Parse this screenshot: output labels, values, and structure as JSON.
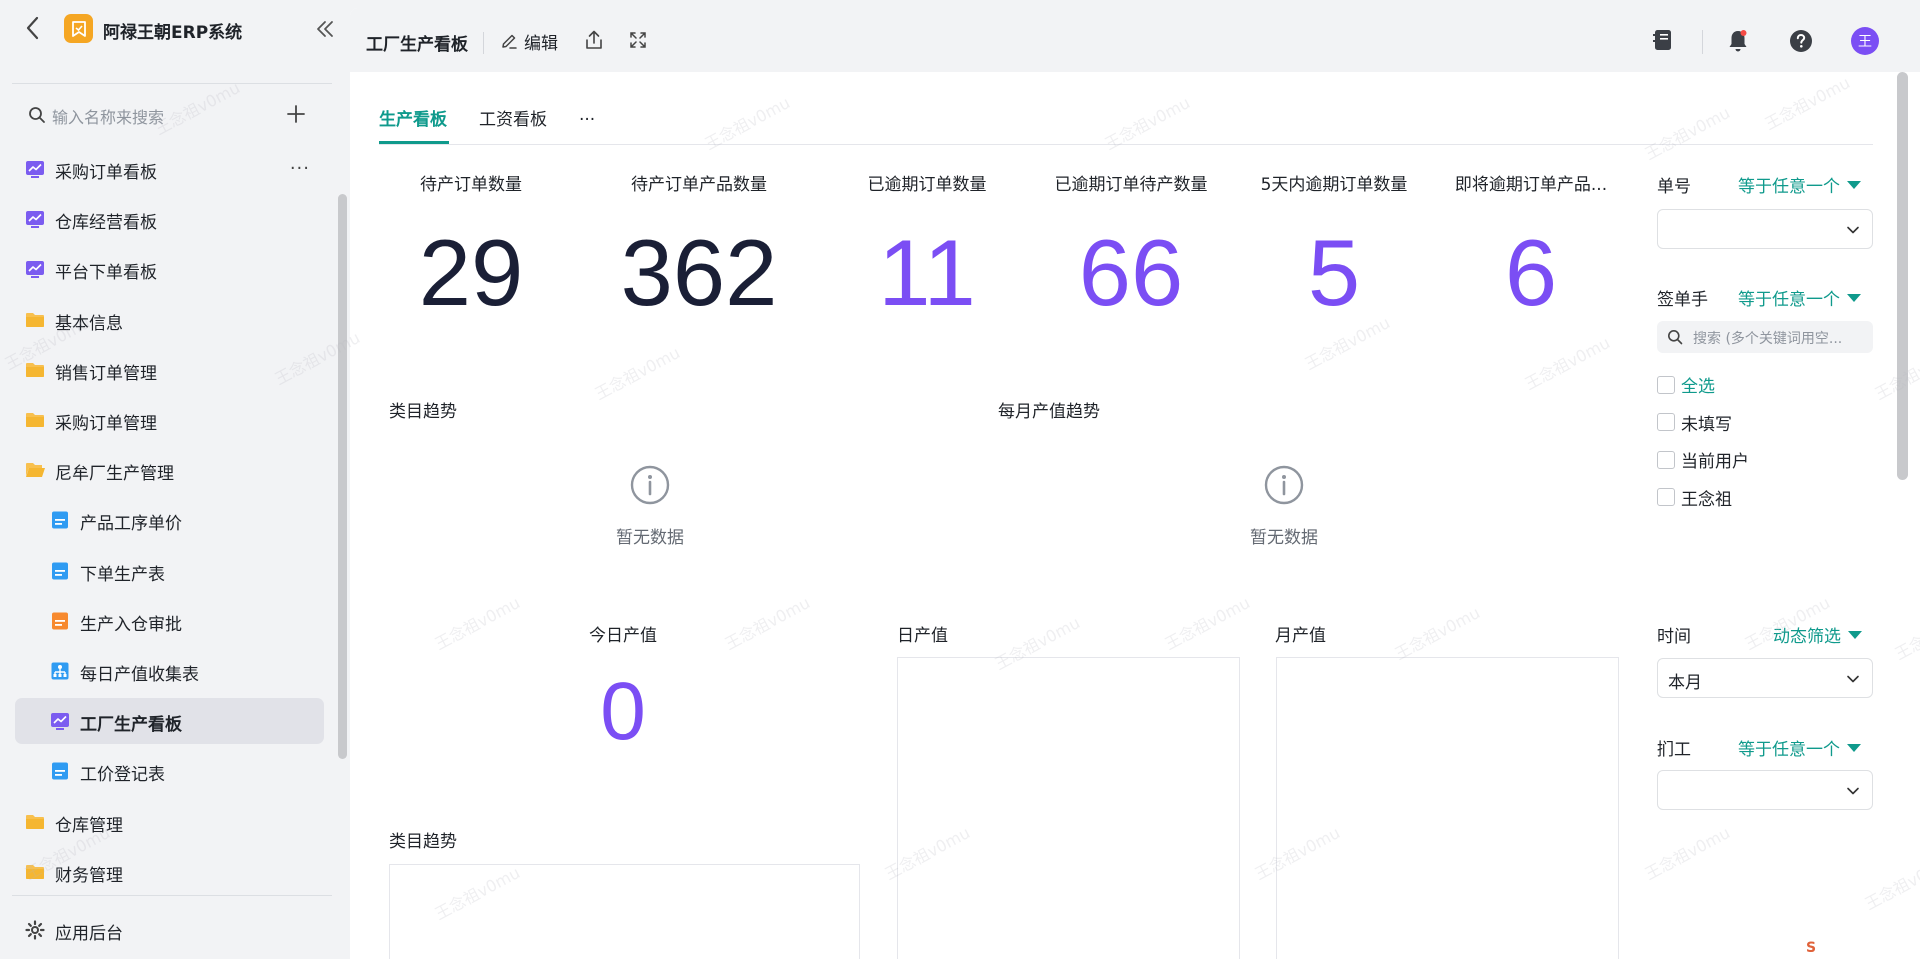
{
  "app": {
    "title": "阿禄王朝ERP系统",
    "search_placeholder": "输入名称来搜索",
    "footer_label": "应用后台"
  },
  "sidebar": {
    "items": [
      {
        "label": "采购订单看板",
        "icon": "chart-board-icon",
        "level": 0,
        "active": false,
        "has_more": true
      },
      {
        "label": "仓库经营看板",
        "icon": "chart-board-icon",
        "level": 0,
        "active": false
      },
      {
        "label": "平台下单看板",
        "icon": "chart-board-icon",
        "level": 0,
        "active": false
      },
      {
        "label": "基本信息",
        "icon": "folder-icon",
        "level": 0,
        "active": false
      },
      {
        "label": "销售订单管理",
        "icon": "folder-icon",
        "level": 0,
        "active": false
      },
      {
        "label": "采购订单管理",
        "icon": "folder-icon",
        "level": 0,
        "active": false
      },
      {
        "label": "尼牟厂生产管理",
        "icon": "folder-open-icon",
        "level": 0,
        "active": false
      },
      {
        "label": "产品工序单价",
        "icon": "form-icon",
        "level": 1,
        "active": false
      },
      {
        "label": "下单生产表",
        "icon": "form-icon",
        "level": 1,
        "active": false
      },
      {
        "label": "生产入仓审批",
        "icon": "approval-form-icon",
        "level": 1,
        "active": false
      },
      {
        "label": "每日产值收集表",
        "icon": "collection-icon",
        "level": 1,
        "active": false
      },
      {
        "label": "工厂生产看板",
        "icon": "chart-board-icon",
        "level": 1,
        "active": true
      },
      {
        "label": "工价登记表",
        "icon": "form-icon",
        "level": 1,
        "active": false
      },
      {
        "label": "仓库管理",
        "icon": "folder-icon",
        "level": 0,
        "active": false
      },
      {
        "label": "财务管理",
        "icon": "folder-icon",
        "level": 0,
        "active": false
      }
    ]
  },
  "header": {
    "page_title": "工厂生产看板",
    "edit_label": "编辑",
    "avatar_text": "王"
  },
  "tabs": [
    {
      "label": "生产看板",
      "active": true
    },
    {
      "label": "工资看板",
      "active": false
    },
    {
      "label": "...",
      "active": false
    }
  ],
  "kpis": [
    {
      "label": "待产订单数量",
      "value": "29",
      "style": "dark"
    },
    {
      "label": "待产订单产品数量",
      "value": "362",
      "style": "dark"
    },
    {
      "label": "已逾期订单数量",
      "value": "11",
      "style": "purple"
    },
    {
      "label": "已逾期订单待产数量",
      "value": "66",
      "style": "purple"
    },
    {
      "label": "5天内逾期订单数量",
      "value": "5",
      "style": "purple"
    },
    {
      "label": "即将逾期订单产品...",
      "value": "6",
      "style": "purple"
    }
  ],
  "charts": {
    "category_trend_title": "类目趋势",
    "monthly_output_trend_title": "每月产值趋势",
    "empty_text": "暂无数据",
    "today_output_label": "今日产值",
    "today_output_value": "0",
    "daily_output_title": "日产值",
    "monthly_output_title": "月产值",
    "category_trend_title_2": "类目趋势"
  },
  "filters": {
    "order_no": {
      "label": "单号",
      "operator": "等于任意一个",
      "value": ""
    },
    "signer": {
      "label": "签单手",
      "operator": "等于任意一个",
      "search_placeholder": "搜索 (多个关键词用空...",
      "options": [
        "全选",
        "未填写",
        "当前用户",
        "王念祖"
      ]
    },
    "time": {
      "label": "时间",
      "operator": "动态筛选",
      "value": "本月"
    },
    "worker": {
      "label": "扪工",
      "operator": "等于任意一个",
      "value": ""
    }
  },
  "watermark": "王念祖v0mu",
  "colors": {
    "accent": "#0f9a8c",
    "purple": "#7b4ef4",
    "dark_number": "#1a1f36",
    "logo": "#f5a623"
  }
}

**Task directions**
Find each line holding the string "true" and copy it out.

**Exercise output**
        "has_more": true
        "active": true
      "active": true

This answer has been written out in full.